◆ Data provided
_ _ _ _ _ _ _

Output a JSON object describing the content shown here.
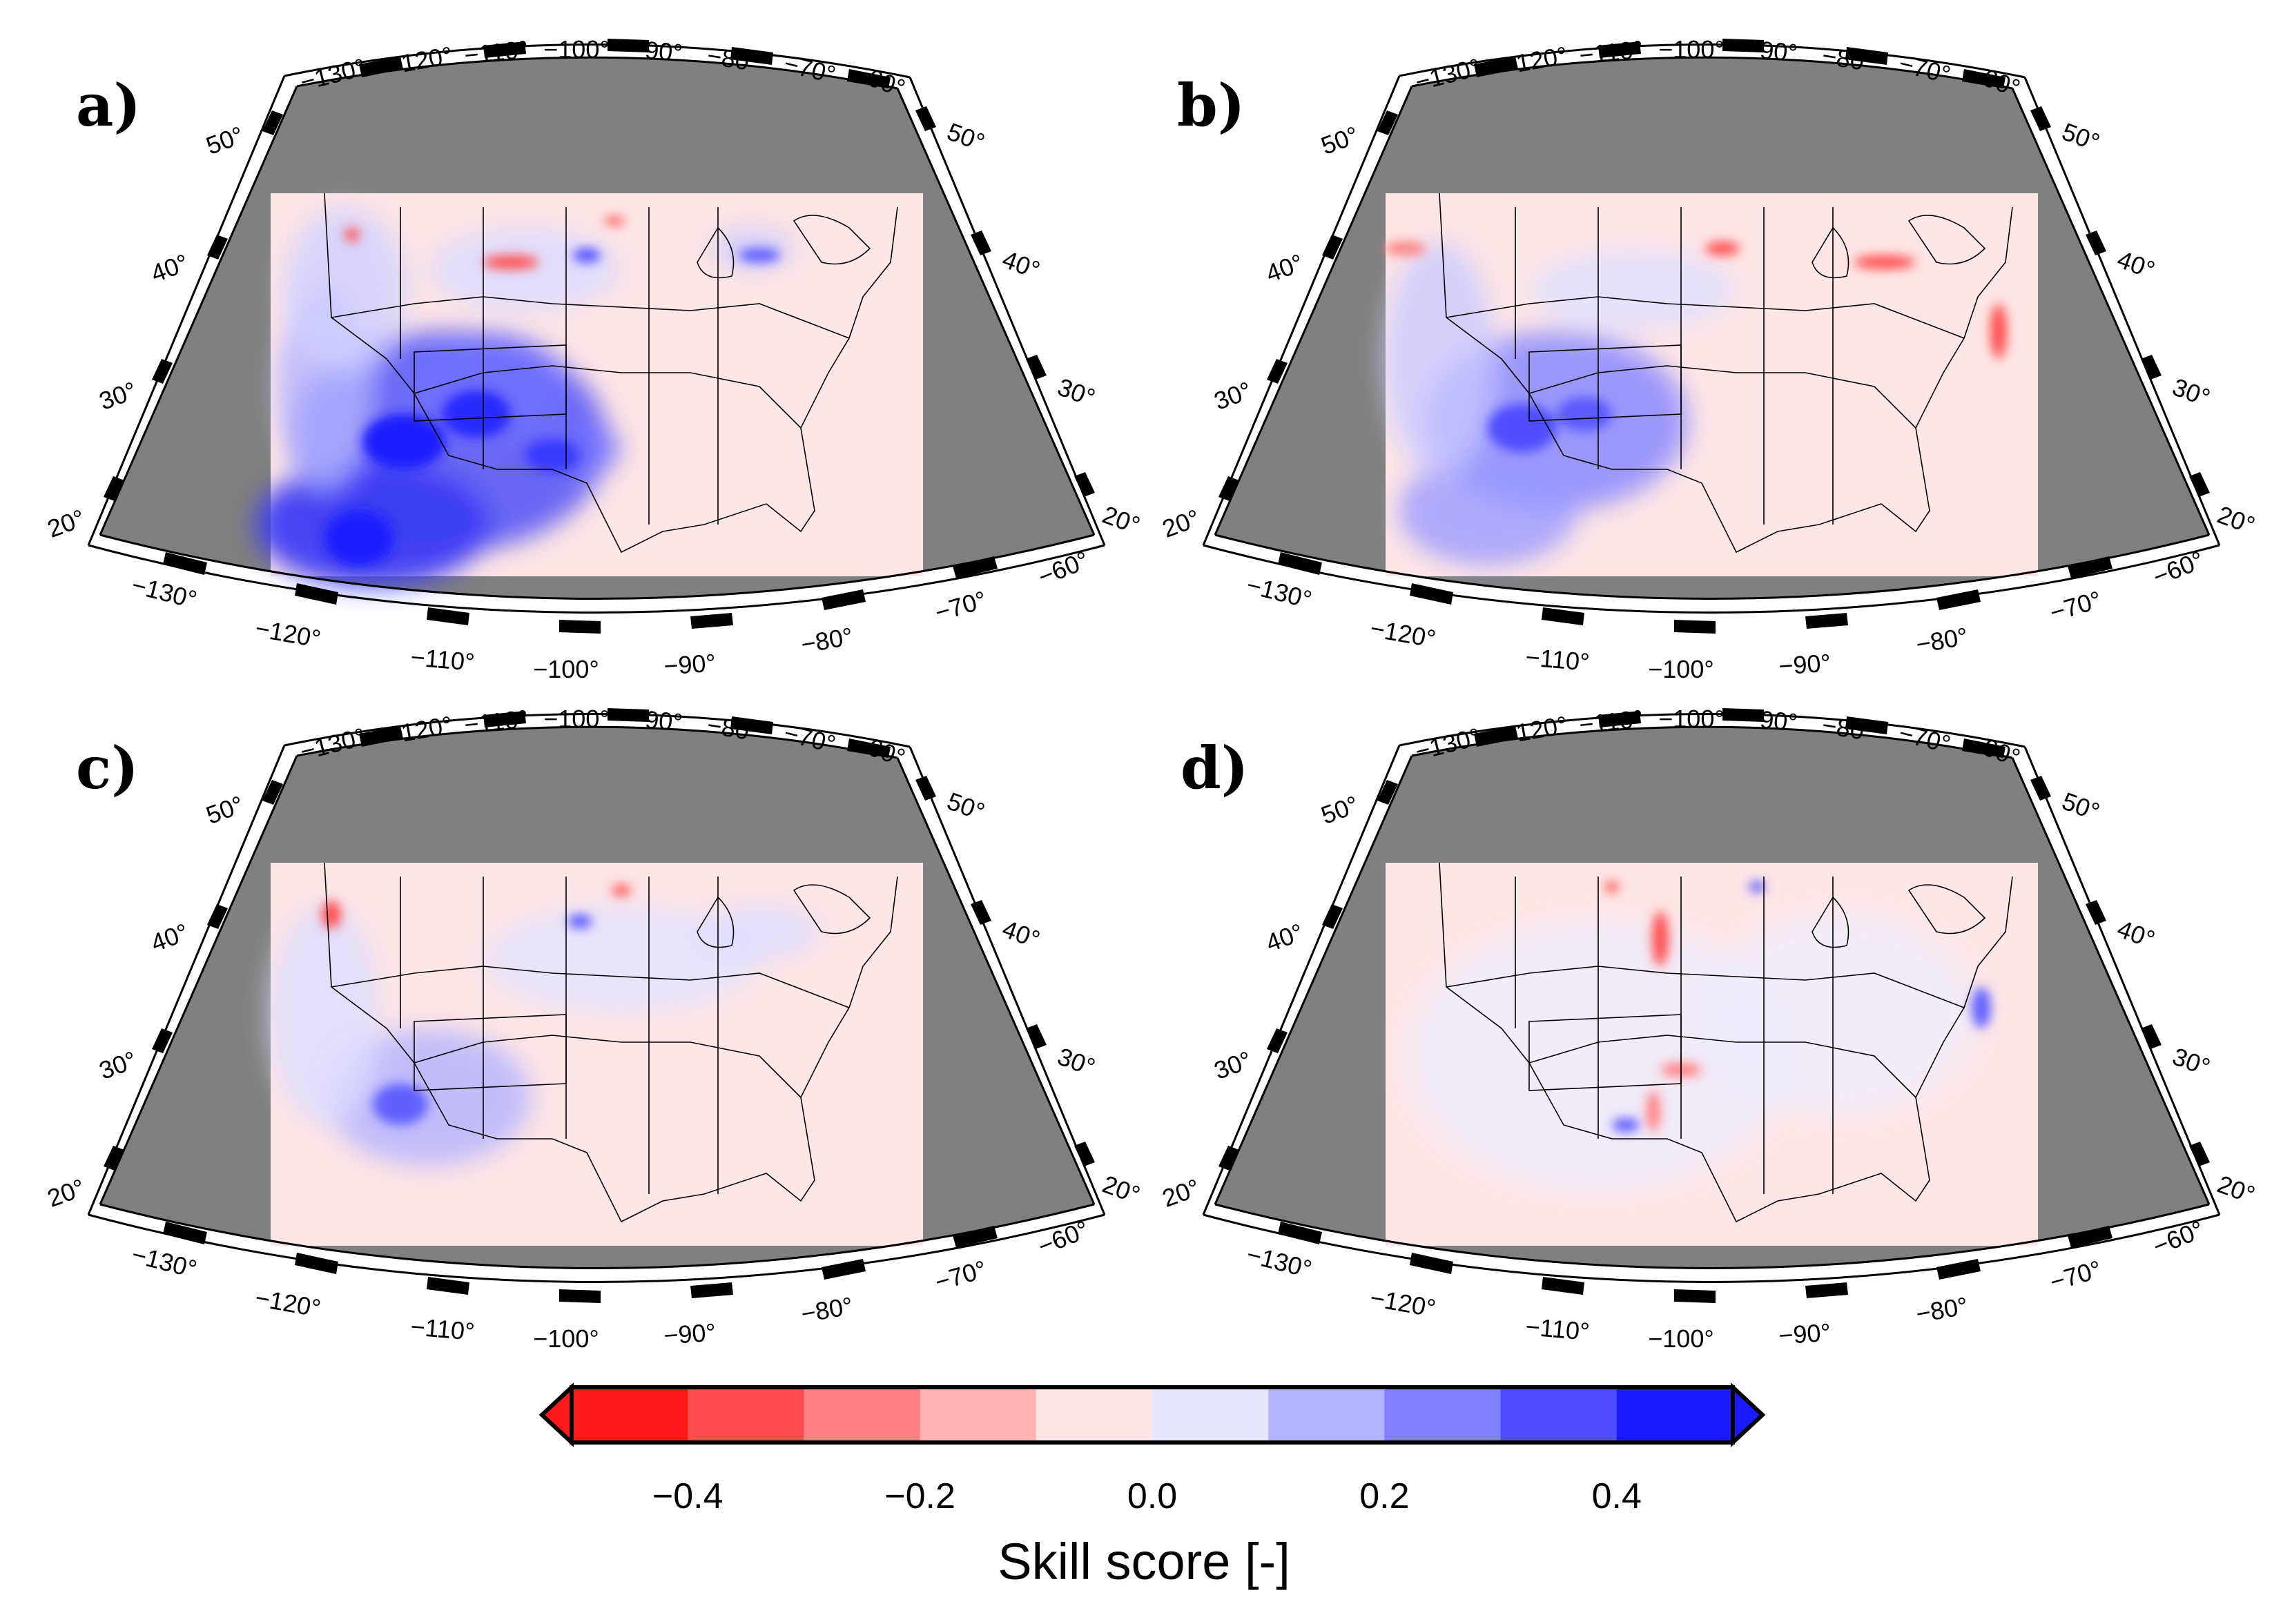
{
  "panels": [
    {
      "label": "a)",
      "pattern": "strong-southwest-positive"
    },
    {
      "label": "b)",
      "pattern": "moderate-southwest-positive"
    },
    {
      "label": "c)",
      "pattern": "weak-southwest-positive"
    },
    {
      "label": "d)",
      "pattern": "near-neutral"
    }
  ],
  "map_frame": {
    "top_lon_labels": [
      "−130°",
      "−120°",
      "−110°",
      "−100°",
      "−90°",
      "−80°",
      "−70°",
      "−60°"
    ],
    "bottom_lon_labels": [
      "−130°",
      "−120°",
      "−110°",
      "−100°",
      "−90°",
      "−80°",
      "−70°",
      "−60°"
    ],
    "lat_labels": [
      "20°",
      "30°",
      "40°",
      "50°"
    ],
    "frame_fill": "#808080"
  },
  "colorbar": {
    "title": "Skill score [-]",
    "tick_labels": [
      "−0.4",
      "−0.2",
      "0.0",
      "0.2",
      "0.4"
    ],
    "bins": [
      -0.5,
      -0.4,
      -0.3,
      -0.2,
      -0.1,
      0.0,
      0.1,
      0.2,
      0.3,
      0.4,
      0.5
    ],
    "colors": [
      "#ff1a1a",
      "#ff4d4d",
      "#ff8080",
      "#ffb3b3",
      "#ffe6e6",
      "#e6e6ff",
      "#b3b3ff",
      "#8080ff",
      "#4d4dff",
      "#1a1aff"
    ],
    "extend": "both"
  },
  "colors": {
    "background_positive_small": "#ffe6e6",
    "background_negative_small": "#e6e6ff",
    "strong_blue": "#2424f0",
    "strong_red": "#ff2a2a",
    "land_outline": "#000000"
  }
}
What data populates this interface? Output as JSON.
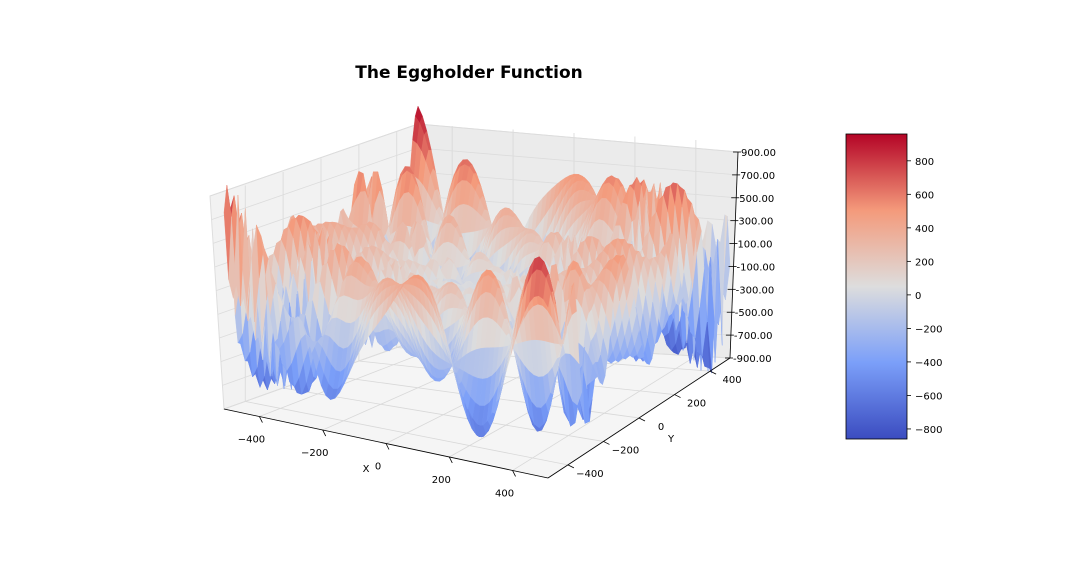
{
  "chart_data": {
    "type": "surface3d",
    "title": "The Eggholder Function",
    "xlabel": "X",
    "ylabel": "Y",
    "zlabel": "",
    "colormap": "coolwarm",
    "colormap_colors": [
      "#3b4cc0",
      "#dddddd",
      "#b40426"
    ],
    "x_ticks": [
      "−400",
      "−200",
      "0",
      "200",
      "400"
    ],
    "y_ticks": [
      "−400",
      "−200",
      "0",
      "200",
      "400"
    ],
    "z_ticks": [
      "-900.00",
      "-700.00",
      "-500.00",
      "-300.00",
      "-100.00",
      "100.00",
      "300.00",
      "500.00",
      "700.00",
      "900.00"
    ],
    "xlim": [
      -512,
      512
    ],
    "ylim": [
      -512,
      512
    ],
    "zlim": [
      -900,
      900
    ],
    "colorbar_ticks": [
      "800",
      "600",
      "400",
      "200",
      "0",
      "−200",
      "−400",
      "−600",
      "−800"
    ],
    "colorbar_range": [
      -860,
      960
    ],
    "surface_range": [
      -959.6,
      1049.1
    ],
    "grid": true
  }
}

_ _ _ _ _ _ _

◆ Given exercise
The entries above should be reproduced exactly, without their pictures.

◆ Response for this exercise
Output a JSON object describing the content shown here.
{
  "panels": [
    {
      "label": "a)",
      "pattern": "strong-southwest-positive"
    },
    {
      "label": "b)",
      "pattern": "moderate-southwest-positive"
    },
    {
      "label": "c)",
      "pattern": "weak-southwest-positive"
    },
    {
      "label": "d)",
      "pattern": "near-neutral"
    }
  ],
  "map_frame": {
    "top_lon_labels": [
      "−130°",
      "−120°",
      "−110°",
      "−100°",
      "−90°",
      "−80°",
      "−70°",
      "−60°"
    ],
    "bottom_lon_labels": [
      "−130°",
      "−120°",
      "−110°",
      "−100°",
      "−90°",
      "−80°",
      "−70°",
      "−60°"
    ],
    "lat_labels": [
      "20°",
      "30°",
      "40°",
      "50°"
    ],
    "frame_fill": "#808080"
  },
  "colorbar": {
    "title": "Skill score [-]",
    "tick_labels": [
      "−0.4",
      "−0.2",
      "0.0",
      "0.2",
      "0.4"
    ],
    "bins": [
      -0.5,
      -0.4,
      -0.3,
      -0.2,
      -0.1,
      0.0,
      0.1,
      0.2,
      0.3,
      0.4,
      0.5
    ],
    "colors": [
      "#ff1a1a",
      "#ff4d4d",
      "#ff8080",
      "#ffb3b3",
      "#ffe6e6",
      "#e6e6ff",
      "#b3b3ff",
      "#8080ff",
      "#4d4dff",
      "#1a1aff"
    ],
    "extend": "both"
  },
  "colors": {
    "background_positive_small": "#ffe6e6",
    "background_negative_small": "#e6e6ff",
    "strong_blue": "#2424f0",
    "strong_red": "#ff2a2a",
    "land_outline": "#000000"
  }
}
What data populates this interface? Output as JSON.
{
  "chart_data": {
    "type": "surface3d",
    "title": "The Eggholder Function",
    "xlabel": "X",
    "ylabel": "Y",
    "zlabel": "",
    "colormap": "coolwarm",
    "colormap_colors": [
      "#3b4cc0",
      "#dddddd",
      "#b40426"
    ],
    "x_ticks": [
      "−400",
      "−200",
      "0",
      "200",
      "400"
    ],
    "y_ticks": [
      "−400",
      "−200",
      "0",
      "200",
      "400"
    ],
    "z_ticks": [
      "-900.00",
      "-700.00",
      "-500.00",
      "-300.00",
      "-100.00",
      "100.00",
      "300.00",
      "500.00",
      "700.00",
      "900.00"
    ],
    "xlim": [
      -512,
      512
    ],
    "ylim": [
      -512,
      512
    ],
    "zlim": [
      -900,
      900
    ],
    "colorbar_ticks": [
      "800",
      "600",
      "400",
      "200",
      "0",
      "−200",
      "−400",
      "−600",
      "−800"
    ],
    "colorbar_range": [
      -860,
      960
    ],
    "surface_range": [
      -959.6,
      1049.1
    ],
    "grid": true
  }
}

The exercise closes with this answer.